┌─ 文書抜粋

自国だけで健康的な食生活を維持できる国は世界にただ1つ? 世界の食糧生産が抱える問題とは
完全な食料自給を達成している国は1カ国だけ

研究誌『Nature Food』に掲載されたある研究では、世界186カ国の食糧生産能力を検討している。それによると、自国の食糧を完全に賄えている国は世界に1カ国だけしか存在しないという。
元論文:Stehl, J., Vonderschmidt, A., Vollmer, S. et al. Gap between national food production and food-based dietary guidance highlights lack of national self-sufficiency. Nat Food 6, 571–576 (2025). https://doi.org/10.1038/s43016-025-01173-4
部門別の自給率を調査

その唯一の国とは南米の国、ガイアナだ。ガイアナは食料品7部門(果物、野菜、植物性タンパク質、乳製品、魚類、肉類、炭水化物)すべてにおいて十分な生産能力を獲得していた。

└─
┌─ 出典情報

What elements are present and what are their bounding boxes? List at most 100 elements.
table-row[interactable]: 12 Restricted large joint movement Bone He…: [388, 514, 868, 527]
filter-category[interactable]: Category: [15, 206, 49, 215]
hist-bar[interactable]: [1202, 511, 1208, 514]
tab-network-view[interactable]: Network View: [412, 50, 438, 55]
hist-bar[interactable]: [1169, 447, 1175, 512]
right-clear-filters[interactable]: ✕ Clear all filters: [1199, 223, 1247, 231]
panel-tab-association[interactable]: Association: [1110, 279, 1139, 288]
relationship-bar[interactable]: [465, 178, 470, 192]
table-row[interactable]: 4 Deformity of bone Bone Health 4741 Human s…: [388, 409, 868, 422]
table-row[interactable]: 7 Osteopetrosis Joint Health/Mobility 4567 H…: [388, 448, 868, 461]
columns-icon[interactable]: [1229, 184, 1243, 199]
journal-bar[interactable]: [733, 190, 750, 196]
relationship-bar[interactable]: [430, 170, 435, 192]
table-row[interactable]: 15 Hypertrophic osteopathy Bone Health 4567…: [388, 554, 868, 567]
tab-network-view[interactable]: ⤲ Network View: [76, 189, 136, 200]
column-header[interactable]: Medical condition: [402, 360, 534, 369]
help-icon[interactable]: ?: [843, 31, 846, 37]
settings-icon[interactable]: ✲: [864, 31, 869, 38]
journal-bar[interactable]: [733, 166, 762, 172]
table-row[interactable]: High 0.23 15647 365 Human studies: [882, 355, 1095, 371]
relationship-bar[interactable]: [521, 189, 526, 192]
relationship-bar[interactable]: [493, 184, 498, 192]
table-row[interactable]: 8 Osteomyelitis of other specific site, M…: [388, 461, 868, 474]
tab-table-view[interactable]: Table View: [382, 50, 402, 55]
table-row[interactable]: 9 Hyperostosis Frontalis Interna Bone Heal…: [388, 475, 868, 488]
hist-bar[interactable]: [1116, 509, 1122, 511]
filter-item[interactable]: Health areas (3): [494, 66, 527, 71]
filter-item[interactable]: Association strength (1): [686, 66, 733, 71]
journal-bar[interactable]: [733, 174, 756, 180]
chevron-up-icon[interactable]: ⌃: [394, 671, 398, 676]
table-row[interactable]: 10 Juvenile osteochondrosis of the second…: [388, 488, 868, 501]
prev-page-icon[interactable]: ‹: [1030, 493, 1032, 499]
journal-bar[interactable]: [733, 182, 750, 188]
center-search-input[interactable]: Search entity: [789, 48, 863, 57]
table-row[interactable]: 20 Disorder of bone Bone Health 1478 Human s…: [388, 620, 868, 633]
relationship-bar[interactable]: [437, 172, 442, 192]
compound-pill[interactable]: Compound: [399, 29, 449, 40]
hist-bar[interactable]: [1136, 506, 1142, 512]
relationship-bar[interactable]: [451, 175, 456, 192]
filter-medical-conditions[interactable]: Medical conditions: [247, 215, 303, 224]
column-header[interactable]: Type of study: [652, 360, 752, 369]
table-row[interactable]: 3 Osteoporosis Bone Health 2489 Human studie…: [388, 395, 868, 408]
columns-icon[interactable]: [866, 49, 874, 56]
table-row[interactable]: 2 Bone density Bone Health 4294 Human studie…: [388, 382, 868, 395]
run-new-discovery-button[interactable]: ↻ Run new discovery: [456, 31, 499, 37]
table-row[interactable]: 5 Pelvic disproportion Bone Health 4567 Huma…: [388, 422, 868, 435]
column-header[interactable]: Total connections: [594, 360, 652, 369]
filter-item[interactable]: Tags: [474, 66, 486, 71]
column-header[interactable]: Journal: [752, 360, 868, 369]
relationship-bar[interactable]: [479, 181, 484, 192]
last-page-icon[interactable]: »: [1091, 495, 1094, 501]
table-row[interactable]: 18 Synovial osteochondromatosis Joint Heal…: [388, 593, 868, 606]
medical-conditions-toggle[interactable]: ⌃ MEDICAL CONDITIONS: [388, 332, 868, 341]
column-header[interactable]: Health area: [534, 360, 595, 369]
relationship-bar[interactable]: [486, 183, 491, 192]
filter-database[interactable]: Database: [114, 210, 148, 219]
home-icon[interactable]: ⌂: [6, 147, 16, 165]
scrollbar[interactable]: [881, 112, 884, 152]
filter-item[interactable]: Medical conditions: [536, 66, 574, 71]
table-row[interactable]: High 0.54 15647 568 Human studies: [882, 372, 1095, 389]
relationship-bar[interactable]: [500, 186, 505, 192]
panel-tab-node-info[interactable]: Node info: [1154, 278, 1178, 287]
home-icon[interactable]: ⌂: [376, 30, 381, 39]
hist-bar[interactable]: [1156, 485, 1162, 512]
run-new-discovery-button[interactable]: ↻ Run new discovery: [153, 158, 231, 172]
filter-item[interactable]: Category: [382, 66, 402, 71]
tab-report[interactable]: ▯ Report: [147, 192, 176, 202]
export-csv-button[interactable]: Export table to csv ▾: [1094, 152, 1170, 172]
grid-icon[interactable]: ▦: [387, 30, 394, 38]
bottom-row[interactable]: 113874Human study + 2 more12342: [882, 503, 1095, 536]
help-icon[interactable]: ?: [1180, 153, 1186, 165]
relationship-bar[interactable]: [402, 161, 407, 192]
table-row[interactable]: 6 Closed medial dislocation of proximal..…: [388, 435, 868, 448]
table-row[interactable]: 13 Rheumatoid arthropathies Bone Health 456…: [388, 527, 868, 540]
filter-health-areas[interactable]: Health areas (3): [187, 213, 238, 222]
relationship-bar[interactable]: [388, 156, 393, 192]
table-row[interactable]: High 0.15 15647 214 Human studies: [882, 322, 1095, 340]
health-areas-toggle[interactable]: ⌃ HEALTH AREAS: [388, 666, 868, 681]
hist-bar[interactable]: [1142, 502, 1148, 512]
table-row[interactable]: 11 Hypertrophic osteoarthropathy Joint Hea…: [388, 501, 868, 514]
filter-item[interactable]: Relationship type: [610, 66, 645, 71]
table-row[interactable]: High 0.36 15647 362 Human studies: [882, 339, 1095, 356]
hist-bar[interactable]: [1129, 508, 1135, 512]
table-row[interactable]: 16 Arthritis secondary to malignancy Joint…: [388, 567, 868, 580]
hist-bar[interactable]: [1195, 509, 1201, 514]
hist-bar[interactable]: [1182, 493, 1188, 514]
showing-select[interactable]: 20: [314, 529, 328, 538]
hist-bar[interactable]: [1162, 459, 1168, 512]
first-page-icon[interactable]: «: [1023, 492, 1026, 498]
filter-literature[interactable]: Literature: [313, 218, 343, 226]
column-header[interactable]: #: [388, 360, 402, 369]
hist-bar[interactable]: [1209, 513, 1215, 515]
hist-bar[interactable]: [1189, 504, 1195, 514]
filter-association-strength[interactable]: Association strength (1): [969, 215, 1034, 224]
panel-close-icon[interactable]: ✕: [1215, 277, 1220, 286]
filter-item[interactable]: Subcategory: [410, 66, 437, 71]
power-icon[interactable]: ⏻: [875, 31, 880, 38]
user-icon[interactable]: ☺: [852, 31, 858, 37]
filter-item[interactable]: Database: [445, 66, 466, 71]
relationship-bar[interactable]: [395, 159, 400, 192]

└─

# [演習課題]
食料自給を扱った上の文書抜粋から、「元論文:Stehl, J., Vonderschmidt, A., Vollmer, S.」から「分な生産能力を獲得していた。」までの部分をすべてそのまま書き写してください。

# [解答]
元論文:Stehl, J., Vonderschmidt, A., Vollmer, S. et al. Gap between national food production and food-based dietary guidance highlights lack of national self-sufficiency. Nat Food 6, 571–576 (2025). https://doi.org/10.1038/s43016-025-01173-4
部門別の自給率を調査

その唯一の国とは南米の国、ガイアナだ。ガイアナは食料品7部門(果物、野菜、植物性タンパク質、乳製品、魚類、肉類、炭水化物)すべてにおいて十分な生産能力を獲得していた。